* Stated problem *
Transcribe each record below word for word.

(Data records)
★ ★ ★ ★ ★ ★ ★
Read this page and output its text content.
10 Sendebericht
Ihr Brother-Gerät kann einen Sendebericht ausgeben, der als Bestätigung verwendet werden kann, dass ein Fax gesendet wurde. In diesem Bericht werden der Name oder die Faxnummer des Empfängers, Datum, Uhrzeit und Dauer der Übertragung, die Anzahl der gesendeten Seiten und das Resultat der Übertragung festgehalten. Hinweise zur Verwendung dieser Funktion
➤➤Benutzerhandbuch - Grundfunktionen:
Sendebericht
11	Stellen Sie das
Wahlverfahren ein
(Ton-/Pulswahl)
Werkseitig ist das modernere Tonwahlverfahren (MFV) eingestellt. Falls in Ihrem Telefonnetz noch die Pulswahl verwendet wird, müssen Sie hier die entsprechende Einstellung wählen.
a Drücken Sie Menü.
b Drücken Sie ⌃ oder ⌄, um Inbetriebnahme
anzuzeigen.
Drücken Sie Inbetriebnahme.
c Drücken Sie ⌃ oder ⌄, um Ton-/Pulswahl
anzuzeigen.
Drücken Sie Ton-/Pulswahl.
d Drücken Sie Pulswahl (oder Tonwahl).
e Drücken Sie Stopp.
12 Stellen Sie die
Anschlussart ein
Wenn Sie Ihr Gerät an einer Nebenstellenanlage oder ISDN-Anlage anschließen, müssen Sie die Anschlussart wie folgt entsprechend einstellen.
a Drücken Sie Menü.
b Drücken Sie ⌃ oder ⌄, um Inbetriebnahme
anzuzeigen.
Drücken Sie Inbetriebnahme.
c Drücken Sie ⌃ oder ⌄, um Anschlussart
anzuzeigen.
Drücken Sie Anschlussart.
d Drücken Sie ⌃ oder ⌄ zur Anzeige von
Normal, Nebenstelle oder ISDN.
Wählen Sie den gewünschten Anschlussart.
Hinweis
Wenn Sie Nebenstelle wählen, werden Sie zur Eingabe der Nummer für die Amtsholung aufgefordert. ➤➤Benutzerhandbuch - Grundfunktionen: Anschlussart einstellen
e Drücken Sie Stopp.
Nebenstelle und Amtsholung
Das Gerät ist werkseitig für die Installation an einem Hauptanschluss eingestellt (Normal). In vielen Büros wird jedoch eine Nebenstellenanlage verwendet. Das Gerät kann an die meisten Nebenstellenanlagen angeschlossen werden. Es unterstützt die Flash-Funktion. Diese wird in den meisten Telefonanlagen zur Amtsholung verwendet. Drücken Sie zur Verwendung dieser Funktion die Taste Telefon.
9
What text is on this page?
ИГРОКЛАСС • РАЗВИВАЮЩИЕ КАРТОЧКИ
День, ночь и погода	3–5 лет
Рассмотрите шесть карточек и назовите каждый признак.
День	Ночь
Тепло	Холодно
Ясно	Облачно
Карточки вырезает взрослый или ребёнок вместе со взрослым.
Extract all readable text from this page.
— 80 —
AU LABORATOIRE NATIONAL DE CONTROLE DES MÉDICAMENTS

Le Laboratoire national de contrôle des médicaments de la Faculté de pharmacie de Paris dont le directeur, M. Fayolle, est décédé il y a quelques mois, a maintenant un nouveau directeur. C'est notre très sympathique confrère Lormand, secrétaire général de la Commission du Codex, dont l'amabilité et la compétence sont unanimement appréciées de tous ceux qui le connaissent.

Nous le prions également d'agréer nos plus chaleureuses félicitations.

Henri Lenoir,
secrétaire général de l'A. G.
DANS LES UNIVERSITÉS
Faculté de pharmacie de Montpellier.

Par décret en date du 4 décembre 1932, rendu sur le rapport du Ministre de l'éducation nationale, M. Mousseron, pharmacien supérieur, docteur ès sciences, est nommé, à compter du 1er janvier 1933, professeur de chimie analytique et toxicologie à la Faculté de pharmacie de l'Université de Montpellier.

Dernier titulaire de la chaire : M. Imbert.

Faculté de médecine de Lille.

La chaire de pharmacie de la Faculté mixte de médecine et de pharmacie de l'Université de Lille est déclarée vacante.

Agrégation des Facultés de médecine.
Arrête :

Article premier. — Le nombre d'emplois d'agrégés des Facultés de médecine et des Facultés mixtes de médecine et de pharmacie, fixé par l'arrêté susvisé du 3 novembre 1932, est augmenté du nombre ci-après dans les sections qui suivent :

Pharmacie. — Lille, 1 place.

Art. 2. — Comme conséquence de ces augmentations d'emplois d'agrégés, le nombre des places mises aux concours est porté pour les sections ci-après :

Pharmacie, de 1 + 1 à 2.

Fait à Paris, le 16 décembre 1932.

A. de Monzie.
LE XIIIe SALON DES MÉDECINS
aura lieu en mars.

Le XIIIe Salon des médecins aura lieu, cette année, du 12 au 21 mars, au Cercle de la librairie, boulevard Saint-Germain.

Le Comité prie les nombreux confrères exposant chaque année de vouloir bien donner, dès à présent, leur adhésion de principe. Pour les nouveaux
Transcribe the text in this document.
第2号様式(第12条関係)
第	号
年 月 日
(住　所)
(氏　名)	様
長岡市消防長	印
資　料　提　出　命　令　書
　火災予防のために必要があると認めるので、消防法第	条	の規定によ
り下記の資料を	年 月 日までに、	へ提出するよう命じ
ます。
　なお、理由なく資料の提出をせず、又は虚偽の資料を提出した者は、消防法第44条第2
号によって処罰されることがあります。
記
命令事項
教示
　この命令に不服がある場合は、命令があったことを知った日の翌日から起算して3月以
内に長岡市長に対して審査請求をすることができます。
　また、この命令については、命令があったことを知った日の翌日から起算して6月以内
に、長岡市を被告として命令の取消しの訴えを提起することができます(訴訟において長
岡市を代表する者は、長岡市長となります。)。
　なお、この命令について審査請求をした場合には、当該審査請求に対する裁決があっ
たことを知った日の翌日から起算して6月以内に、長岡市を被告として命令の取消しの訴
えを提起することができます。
★ ★ ★ ★ ★ ★ ★
* Correct result *
Read this page and output its text content.
10 Sendebericht
Ihr Brother-Gerät kann einen Sendebericht ausgeben, der als Bestätigung verwendet werden kann, dass ein Fax gesendet wurde. In diesem Bericht werden der Name oder die Faxnummer des Empfängers, Datum, Uhrzeit und Dauer der Übertragung, die Anzahl der gesendeten Seiten und das Resultat der Übertragung festgehalten. Hinweise zur Verwendung dieser Funktion
➤➤Benutzerhandbuch - Grundfunktionen:
Sendebericht
11	Stellen Sie das
Wahlverfahren ein
(Ton-/Pulswahl)
Werkseitig ist das modernere Tonwahlverfahren (MFV) eingestellt. Falls in Ihrem Telefonnetz noch die Pulswahl verwendet wird, müssen Sie hier die entsprechende Einstellung wählen.
a Drücken Sie Menü.
b Drücken Sie ⌃ oder ⌄, um Inbetriebnahme
anzuzeigen.
Drücken Sie Inbetriebnahme.
c Drücken Sie ⌃ oder ⌄, um Ton-/Pulswahl
anzuzeigen.
Drücken Sie Ton-/Pulswahl.
d Drücken Sie Pulswahl (oder Tonwahl).
e Drücken Sie Stopp.
12 Stellen Sie die
Anschlussart ein
Wenn Sie Ihr Gerät an einer Nebenstellenanlage oder ISDN-Anlage anschließen, müssen Sie die Anschlussart wie folgt entsprechend einstellen.
a Drücken Sie Menü.
b Drücken Sie ⌃ oder ⌄, um Inbetriebnahme
anzuzeigen.
Drücken Sie Inbetriebnahme.
c Drücken Sie ⌃ oder ⌄, um Anschlussart
anzuzeigen.
Drücken Sie Anschlussart.
d Drücken Sie ⌃ oder ⌄ zur Anzeige von
Normal, Nebenstelle oder ISDN.
Wählen Sie den gewünschten Anschlussart.
Hinweis
Wenn Sie Nebenstelle wählen, werden Sie zur Eingabe der Nummer für die Amtsholung aufgefordert. ➤➤Benutzerhandbuch - Grundfunktionen: Anschlussart einstellen
e Drücken Sie Stopp.
Nebenstelle und Amtsholung
Das Gerät ist werkseitig für die Installation an einem Hauptanschluss eingestellt (Normal). In vielen Büros wird jedoch eine Nebenstellenanlage verwendet. Das Gerät kann an die meisten Nebenstellenanlagen angeschlossen werden. Es unterstützt die Flash-Funktion. Diese wird in den meisten Telefonanlagen zur Amtsholung verwendet. Drücken Sie zur Verwendung dieser Funktion die Taste Telefon.
9
What text is on this page?
ИГРОКЛАСС • РАЗВИВАЮЩИЕ КАРТОЧКИ
День, ночь и погода	3–5 лет
Рассмотрите шесть карточек и назовите каждый признак.
День	Ночь
Тепло	Холодно
Ясно	Облачно
Карточки вырезает взрослый или ребёнок вместе со взрослым.
Extract all readable text from this page.
— 80 —
AU LABORATOIRE NATIONAL DE CONTROLE DES MÉDICAMENTS

Le Laboratoire national de contrôle des médicaments de la Faculté de pharmacie de Paris dont le directeur, M. Fayolle, est décédé il y a quelques mois, a maintenant un nouveau directeur. C'est notre très sympathique confrère Lormand, secrétaire général de la Commission du Codex, dont l'amabilité et la compétence sont unanimement appréciées de tous ceux qui le connaissent.

Nous le prions également d'agréer nos plus chaleureuses félicitations.

Henri Lenoir,
secrétaire général de l'A. G.
DANS LES UNIVERSITÉS
Faculté de pharmacie de Montpellier.

Par décret en date du 4 décembre 1932, rendu sur le rapport du Ministre de l'éducation nationale, M. Mousseron, pharmacien supérieur, docteur ès sciences, est nommé, à compter du 1er janvier 1933, professeur de chimie analytique et toxicologie à la Faculté de pharmacie de l'Université de Montpellier.

Dernier titulaire de la chaire : M. Imbert.

Faculté de médecine de Lille.

La chaire de pharmacie de la Faculté mixte de médecine et de pharmacie de l'Université de Lille est déclarée vacante.

Agrégation des Facultés de médecine.
Arrête :

Article premier. — Le nombre d'emplois d'agrégés des Facultés de médecine et des Facultés mixtes de médecine et de pharmacie, fixé par l'arrêté susvisé du 3 novembre 1932, est augmenté du nombre ci-après dans les sections qui suivent :

Pharmacie. — Lille, 1 place.

Art. 2. — Comme conséquence de ces augmentations d'emplois d'agrégés, le nombre des places mises aux concours est porté pour les sections ci-après :

Pharmacie, de 1 + 1 à 2.

Fait à Paris, le 16 décembre 1932.

A. de Monzie.
LE XIIIe SALON DES MÉDECINS
aura lieu en mars.

Le XIIIe Salon des médecins aura lieu, cette année, du 12 au 21 mars, au Cercle de la librairie, boulevard Saint-Germain.

Le Comité prie les nombreux confrères exposant chaque année de vouloir bien donner, dès à présent, leur adhésion de principe. Pour les nouveaux
Transcribe the text in this document.
第2号様式(第12条関係)
第	号
年 月 日
(住　所)
(氏　名)	様
長岡市消防長	印
資　料　提　出　命　令　書
　火災予防のために必要があると認めるので、消防法第	条	の規定によ
り下記の資料を	年 月 日までに、	へ提出するよう命じ
ます。
　なお、理由なく資料の提出をせず、又は虚偽の資料を提出した者は、消防法第44条第2
号によって処罰されることがあります。
記
命令事項
教示
　この命令に不服がある場合は、命令があったことを知った日の翌日から起算して3月以
内に長岡市長に対して審査請求をすることができます。
　また、この命令については、命令があったことを知った日の翌日から起算して6月以内
に、長岡市を被告として命令の取消しの訴えを提起することができます(訴訟において長
岡市を代表する者は、長岡市長となります。)。
　なお、この命令について審査請求をした場合には、当該審査請求に対する裁決があっ
たことを知った日の翌日から起算して6月以内に、長岡市を被告として命令の取消しの訴
えを提起することができます。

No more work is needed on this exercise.